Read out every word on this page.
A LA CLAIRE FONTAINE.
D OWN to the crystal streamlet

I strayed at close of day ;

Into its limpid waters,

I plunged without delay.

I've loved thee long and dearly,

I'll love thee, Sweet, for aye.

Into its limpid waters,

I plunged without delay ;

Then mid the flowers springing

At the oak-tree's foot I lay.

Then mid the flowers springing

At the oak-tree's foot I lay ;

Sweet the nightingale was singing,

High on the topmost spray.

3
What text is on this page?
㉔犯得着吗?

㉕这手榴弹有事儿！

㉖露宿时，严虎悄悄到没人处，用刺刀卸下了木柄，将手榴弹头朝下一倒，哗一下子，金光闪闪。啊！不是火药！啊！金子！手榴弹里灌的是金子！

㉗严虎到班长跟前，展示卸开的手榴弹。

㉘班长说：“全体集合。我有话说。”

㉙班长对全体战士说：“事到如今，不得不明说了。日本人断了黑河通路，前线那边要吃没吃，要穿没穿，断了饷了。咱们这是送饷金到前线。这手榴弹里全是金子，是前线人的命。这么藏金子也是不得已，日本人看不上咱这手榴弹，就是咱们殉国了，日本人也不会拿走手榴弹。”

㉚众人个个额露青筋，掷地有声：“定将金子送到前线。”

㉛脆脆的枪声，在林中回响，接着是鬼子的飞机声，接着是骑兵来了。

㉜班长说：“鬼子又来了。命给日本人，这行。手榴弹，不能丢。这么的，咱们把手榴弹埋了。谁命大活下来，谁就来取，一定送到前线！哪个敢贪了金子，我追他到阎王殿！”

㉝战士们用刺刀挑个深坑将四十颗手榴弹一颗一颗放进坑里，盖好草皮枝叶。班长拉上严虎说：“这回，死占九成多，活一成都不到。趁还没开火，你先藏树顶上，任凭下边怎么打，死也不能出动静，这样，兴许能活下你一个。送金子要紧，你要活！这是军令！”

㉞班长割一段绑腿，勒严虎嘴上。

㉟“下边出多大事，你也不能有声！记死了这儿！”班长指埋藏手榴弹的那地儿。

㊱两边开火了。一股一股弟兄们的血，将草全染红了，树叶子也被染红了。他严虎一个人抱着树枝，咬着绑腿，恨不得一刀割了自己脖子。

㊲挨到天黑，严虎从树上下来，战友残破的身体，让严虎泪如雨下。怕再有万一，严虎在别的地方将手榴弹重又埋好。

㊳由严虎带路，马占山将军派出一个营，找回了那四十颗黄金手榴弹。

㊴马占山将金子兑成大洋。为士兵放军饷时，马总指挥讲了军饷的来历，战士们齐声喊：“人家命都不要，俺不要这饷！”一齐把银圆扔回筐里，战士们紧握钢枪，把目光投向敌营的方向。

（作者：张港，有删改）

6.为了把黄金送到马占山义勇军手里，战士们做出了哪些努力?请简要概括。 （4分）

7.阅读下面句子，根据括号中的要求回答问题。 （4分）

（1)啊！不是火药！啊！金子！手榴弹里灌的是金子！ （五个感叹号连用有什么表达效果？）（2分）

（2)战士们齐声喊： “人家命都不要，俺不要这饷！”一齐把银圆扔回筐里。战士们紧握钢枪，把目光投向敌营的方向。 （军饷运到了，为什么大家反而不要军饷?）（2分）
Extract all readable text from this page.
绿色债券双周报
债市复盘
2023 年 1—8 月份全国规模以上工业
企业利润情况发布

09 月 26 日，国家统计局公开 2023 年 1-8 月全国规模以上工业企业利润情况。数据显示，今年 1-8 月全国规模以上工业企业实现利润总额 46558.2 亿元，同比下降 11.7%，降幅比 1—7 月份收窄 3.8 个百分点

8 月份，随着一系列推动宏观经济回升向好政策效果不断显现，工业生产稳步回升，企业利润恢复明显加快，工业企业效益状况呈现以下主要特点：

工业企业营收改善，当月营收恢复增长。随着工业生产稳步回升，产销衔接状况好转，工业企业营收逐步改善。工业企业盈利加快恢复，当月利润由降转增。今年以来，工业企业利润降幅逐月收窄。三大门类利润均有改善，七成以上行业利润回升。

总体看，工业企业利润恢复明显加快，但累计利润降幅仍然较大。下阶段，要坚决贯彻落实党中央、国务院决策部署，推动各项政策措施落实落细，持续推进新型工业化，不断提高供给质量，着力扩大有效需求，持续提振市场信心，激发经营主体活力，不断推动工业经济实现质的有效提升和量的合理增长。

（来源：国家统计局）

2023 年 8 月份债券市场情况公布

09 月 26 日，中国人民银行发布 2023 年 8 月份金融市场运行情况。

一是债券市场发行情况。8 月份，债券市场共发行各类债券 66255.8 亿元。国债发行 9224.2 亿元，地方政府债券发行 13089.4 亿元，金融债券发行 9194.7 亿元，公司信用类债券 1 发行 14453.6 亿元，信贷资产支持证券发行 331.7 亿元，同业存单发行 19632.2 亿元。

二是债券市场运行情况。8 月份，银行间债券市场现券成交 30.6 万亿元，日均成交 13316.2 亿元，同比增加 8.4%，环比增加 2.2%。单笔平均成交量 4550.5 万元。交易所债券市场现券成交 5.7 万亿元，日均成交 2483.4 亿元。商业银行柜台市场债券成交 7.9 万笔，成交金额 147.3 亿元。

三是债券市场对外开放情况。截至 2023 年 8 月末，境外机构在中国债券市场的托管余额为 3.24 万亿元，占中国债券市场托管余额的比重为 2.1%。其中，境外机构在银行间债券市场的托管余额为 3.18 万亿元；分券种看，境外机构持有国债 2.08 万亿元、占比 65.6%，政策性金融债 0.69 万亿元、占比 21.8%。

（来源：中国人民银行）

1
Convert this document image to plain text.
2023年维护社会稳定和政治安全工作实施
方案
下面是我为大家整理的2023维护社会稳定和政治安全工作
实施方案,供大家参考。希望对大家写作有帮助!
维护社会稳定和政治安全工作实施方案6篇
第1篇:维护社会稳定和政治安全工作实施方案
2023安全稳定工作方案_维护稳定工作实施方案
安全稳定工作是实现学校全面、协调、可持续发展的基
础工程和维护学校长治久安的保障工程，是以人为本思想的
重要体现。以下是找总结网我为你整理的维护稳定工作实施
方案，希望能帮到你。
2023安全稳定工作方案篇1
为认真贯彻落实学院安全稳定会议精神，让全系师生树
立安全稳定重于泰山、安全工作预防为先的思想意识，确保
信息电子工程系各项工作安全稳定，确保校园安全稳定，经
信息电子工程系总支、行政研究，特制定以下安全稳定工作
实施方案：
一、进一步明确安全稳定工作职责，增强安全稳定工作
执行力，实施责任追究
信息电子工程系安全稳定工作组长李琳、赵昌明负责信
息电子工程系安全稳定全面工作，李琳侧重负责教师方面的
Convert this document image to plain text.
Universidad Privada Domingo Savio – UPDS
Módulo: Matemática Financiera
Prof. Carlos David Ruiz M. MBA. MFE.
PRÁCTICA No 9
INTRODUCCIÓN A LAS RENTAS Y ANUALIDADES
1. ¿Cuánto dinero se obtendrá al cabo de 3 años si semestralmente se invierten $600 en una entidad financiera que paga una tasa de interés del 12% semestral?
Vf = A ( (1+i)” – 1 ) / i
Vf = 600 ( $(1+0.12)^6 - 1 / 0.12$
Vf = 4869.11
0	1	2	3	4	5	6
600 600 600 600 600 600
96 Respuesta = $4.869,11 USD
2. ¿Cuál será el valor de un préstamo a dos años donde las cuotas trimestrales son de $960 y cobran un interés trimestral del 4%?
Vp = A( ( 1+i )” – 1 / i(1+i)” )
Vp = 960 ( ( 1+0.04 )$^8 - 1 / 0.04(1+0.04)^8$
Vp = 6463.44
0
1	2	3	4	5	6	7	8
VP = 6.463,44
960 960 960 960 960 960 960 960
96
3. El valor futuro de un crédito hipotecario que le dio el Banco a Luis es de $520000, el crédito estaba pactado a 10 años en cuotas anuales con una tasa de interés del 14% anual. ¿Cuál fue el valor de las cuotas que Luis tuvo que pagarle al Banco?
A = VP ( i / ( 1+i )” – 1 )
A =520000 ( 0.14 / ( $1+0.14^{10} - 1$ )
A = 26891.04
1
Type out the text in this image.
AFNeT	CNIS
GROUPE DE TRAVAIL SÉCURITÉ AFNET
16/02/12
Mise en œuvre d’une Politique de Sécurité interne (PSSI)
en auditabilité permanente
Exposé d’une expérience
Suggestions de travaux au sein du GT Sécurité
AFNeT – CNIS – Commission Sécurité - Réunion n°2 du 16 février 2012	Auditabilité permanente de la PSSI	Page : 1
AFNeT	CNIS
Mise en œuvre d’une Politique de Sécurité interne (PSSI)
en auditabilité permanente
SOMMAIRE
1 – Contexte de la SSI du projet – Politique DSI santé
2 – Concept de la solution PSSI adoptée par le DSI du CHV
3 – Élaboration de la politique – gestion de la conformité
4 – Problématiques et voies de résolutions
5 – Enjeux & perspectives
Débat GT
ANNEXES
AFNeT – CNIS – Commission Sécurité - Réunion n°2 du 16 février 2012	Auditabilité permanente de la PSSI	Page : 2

• • • • •

TASK OBJECTIVE —
Locate the lines above that contain "interés" and copy them.

WRITTEN RESPONSE —
1. ¿Cuánto dinero se obtendrá al cabo de 3 años si semestralmente se invierten $600 en una entidad financiera que paga una tasa de interés del 12% semestral?
2. ¿Cuál será el valor de un préstamo a dos años donde las cuotas trimestrales son de $960 y cobran un interés trimestral del 4%?
3. El valor futuro de un crédito hipotecario que le dio el Banco a Luis es de $520000, el crédito estaba pactado a 10 años en cuotas anuales con una tasa de interés del 14% anual. ¿Cuál fue el valor de las cuotas que Luis tuvo que pagarle al Banco?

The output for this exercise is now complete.